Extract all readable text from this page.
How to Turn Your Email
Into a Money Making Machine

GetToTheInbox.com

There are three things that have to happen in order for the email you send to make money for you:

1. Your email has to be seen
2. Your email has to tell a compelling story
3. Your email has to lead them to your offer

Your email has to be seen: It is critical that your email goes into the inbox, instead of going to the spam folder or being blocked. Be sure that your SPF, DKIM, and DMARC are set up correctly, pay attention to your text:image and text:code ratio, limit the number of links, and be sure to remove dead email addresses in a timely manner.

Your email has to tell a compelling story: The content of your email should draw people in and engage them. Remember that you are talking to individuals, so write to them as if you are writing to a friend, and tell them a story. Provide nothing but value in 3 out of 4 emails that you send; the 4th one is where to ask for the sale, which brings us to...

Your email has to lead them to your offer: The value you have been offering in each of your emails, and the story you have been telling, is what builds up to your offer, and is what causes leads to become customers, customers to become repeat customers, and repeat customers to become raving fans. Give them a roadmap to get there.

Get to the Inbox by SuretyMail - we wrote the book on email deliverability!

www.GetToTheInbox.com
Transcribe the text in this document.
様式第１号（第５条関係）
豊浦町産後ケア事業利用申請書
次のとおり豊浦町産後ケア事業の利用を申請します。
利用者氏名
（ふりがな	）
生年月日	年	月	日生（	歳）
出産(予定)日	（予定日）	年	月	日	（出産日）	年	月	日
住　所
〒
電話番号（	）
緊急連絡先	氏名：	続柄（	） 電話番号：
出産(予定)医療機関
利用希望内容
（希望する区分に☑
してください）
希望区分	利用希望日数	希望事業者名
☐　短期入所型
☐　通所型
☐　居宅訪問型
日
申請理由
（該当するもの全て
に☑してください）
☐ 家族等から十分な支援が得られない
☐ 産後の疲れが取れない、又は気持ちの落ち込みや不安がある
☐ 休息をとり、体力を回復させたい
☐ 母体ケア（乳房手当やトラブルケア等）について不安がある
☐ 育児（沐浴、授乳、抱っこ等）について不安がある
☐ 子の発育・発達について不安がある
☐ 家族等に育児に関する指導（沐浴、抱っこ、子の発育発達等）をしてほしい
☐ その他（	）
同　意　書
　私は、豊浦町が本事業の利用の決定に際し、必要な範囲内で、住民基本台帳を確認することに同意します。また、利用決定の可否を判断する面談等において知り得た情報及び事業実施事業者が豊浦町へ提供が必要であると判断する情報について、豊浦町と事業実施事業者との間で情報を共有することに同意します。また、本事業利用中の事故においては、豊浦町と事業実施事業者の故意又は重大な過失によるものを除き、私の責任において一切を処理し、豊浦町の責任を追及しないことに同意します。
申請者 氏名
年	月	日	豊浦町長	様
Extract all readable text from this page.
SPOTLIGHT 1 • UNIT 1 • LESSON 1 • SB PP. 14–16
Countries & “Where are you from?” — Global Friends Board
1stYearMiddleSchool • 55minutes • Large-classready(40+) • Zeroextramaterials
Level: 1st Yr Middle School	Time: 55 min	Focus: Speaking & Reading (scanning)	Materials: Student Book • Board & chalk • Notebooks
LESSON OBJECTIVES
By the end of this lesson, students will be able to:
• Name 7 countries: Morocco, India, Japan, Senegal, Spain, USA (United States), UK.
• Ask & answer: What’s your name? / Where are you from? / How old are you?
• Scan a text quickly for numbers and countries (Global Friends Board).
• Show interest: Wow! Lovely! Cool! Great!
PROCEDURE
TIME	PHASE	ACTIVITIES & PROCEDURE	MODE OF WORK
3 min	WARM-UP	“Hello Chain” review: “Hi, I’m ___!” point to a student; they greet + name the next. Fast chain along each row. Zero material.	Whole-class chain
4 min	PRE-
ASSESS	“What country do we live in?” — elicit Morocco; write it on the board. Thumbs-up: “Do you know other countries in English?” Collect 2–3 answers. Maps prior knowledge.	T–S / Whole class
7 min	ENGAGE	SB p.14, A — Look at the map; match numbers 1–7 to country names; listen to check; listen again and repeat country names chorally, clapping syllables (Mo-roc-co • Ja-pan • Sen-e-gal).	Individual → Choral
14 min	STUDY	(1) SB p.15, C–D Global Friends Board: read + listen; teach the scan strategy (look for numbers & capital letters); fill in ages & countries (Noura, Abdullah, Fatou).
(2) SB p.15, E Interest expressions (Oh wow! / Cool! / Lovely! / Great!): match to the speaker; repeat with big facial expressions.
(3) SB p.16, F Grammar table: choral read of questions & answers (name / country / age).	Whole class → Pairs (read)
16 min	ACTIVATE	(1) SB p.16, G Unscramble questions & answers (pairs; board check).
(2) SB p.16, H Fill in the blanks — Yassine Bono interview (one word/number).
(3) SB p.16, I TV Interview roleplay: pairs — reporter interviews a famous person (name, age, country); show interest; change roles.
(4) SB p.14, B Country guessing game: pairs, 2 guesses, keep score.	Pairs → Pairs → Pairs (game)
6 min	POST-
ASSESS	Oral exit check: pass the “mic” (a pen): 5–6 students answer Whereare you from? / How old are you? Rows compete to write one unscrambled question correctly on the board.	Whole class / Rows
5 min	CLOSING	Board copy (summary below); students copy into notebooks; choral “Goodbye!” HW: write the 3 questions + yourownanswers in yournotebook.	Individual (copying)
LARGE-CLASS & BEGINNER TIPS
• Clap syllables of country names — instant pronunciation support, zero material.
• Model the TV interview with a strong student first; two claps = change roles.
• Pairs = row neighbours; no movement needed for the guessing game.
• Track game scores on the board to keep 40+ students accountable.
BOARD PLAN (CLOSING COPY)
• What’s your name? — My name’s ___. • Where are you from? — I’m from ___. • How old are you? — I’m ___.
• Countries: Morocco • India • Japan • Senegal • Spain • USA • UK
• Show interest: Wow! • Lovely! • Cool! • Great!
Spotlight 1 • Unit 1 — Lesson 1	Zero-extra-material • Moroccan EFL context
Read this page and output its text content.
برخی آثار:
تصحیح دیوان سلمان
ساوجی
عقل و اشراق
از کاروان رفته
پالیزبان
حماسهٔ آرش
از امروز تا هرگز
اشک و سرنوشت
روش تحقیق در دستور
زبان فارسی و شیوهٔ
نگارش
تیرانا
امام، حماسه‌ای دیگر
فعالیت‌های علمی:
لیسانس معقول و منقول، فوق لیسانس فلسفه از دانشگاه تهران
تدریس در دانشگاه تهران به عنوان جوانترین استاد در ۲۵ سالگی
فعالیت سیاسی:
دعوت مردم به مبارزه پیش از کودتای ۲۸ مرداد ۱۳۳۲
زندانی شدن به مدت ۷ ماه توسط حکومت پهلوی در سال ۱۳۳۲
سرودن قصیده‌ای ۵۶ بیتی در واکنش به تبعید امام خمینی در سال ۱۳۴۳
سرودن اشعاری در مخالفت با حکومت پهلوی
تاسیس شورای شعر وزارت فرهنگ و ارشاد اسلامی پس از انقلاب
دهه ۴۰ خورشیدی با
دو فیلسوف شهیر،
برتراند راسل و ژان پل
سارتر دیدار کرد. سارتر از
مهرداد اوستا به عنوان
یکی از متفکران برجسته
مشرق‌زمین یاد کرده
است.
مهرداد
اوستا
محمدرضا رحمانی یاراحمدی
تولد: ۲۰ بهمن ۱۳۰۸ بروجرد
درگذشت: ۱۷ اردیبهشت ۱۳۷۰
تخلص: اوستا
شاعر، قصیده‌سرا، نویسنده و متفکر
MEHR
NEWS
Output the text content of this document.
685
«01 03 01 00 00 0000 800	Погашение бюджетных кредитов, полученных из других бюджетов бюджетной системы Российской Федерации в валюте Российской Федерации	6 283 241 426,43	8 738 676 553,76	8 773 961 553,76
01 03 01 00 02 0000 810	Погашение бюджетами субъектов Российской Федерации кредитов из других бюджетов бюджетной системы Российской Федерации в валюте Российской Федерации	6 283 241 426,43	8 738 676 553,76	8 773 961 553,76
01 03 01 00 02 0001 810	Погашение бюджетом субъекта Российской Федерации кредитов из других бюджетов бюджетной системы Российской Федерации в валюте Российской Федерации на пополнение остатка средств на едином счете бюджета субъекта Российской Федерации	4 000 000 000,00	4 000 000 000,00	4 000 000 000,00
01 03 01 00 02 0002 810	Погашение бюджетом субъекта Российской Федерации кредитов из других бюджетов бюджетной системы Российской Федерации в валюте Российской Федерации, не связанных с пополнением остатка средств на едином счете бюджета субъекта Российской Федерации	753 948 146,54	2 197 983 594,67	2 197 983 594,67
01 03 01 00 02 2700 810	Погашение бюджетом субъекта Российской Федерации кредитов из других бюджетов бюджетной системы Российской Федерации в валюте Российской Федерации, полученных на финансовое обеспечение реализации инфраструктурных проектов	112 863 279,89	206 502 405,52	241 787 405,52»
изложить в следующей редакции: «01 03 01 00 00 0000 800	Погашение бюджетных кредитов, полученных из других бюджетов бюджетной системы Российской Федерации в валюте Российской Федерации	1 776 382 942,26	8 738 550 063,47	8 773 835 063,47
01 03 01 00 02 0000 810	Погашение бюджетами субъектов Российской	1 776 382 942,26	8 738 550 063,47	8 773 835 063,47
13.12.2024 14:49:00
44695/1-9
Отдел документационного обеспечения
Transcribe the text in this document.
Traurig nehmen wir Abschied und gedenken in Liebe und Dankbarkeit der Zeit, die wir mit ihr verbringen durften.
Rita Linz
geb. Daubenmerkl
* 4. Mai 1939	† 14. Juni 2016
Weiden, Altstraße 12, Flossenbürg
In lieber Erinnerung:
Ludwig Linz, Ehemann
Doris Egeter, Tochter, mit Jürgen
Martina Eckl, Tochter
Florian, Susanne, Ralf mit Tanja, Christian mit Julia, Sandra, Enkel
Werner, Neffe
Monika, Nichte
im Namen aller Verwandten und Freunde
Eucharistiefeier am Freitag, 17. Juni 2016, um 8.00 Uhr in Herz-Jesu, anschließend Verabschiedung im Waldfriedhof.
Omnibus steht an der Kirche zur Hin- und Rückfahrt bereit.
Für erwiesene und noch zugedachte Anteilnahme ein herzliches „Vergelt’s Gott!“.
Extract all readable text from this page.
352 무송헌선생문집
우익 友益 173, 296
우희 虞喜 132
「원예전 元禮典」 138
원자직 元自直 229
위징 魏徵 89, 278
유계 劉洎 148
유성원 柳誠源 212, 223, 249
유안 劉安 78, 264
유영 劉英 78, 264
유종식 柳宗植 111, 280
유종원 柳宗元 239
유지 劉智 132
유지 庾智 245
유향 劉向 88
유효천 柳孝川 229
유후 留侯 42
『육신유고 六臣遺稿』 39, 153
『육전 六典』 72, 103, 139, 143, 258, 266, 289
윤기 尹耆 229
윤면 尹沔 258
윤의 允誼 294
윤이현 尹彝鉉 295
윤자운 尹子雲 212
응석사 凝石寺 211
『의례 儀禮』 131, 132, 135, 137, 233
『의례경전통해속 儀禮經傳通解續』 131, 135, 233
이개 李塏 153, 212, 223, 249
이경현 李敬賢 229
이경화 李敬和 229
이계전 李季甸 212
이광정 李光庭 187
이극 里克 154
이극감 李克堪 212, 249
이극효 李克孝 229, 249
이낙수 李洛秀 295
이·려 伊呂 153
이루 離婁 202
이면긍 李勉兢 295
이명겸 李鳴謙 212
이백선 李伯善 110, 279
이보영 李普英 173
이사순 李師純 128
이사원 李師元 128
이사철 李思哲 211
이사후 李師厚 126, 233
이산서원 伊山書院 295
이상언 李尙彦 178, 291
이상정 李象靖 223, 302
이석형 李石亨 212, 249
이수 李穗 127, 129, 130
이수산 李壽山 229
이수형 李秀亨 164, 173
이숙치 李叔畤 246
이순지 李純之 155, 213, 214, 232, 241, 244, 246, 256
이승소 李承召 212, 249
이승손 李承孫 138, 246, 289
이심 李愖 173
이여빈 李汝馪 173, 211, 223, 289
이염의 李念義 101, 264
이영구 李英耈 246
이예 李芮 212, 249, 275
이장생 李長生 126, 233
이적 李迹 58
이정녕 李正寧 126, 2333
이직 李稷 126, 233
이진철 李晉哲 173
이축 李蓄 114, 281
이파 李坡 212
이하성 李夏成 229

※ ※ ※

Written problem:
Where a line in the entries holds "compelling", copy that line.

Result of this exercise:
2. Your email has to tell a compelling story
Your email has to tell a compelling story: The content of your email should draw people in and engage them. Remember that you are talking to individuals, so write to them as if you are writing to a friend, and tell them a story. Provide nothing but value in 3 out of 4 emails that you send; the 4th one is where to ask for the sale, which brings us to...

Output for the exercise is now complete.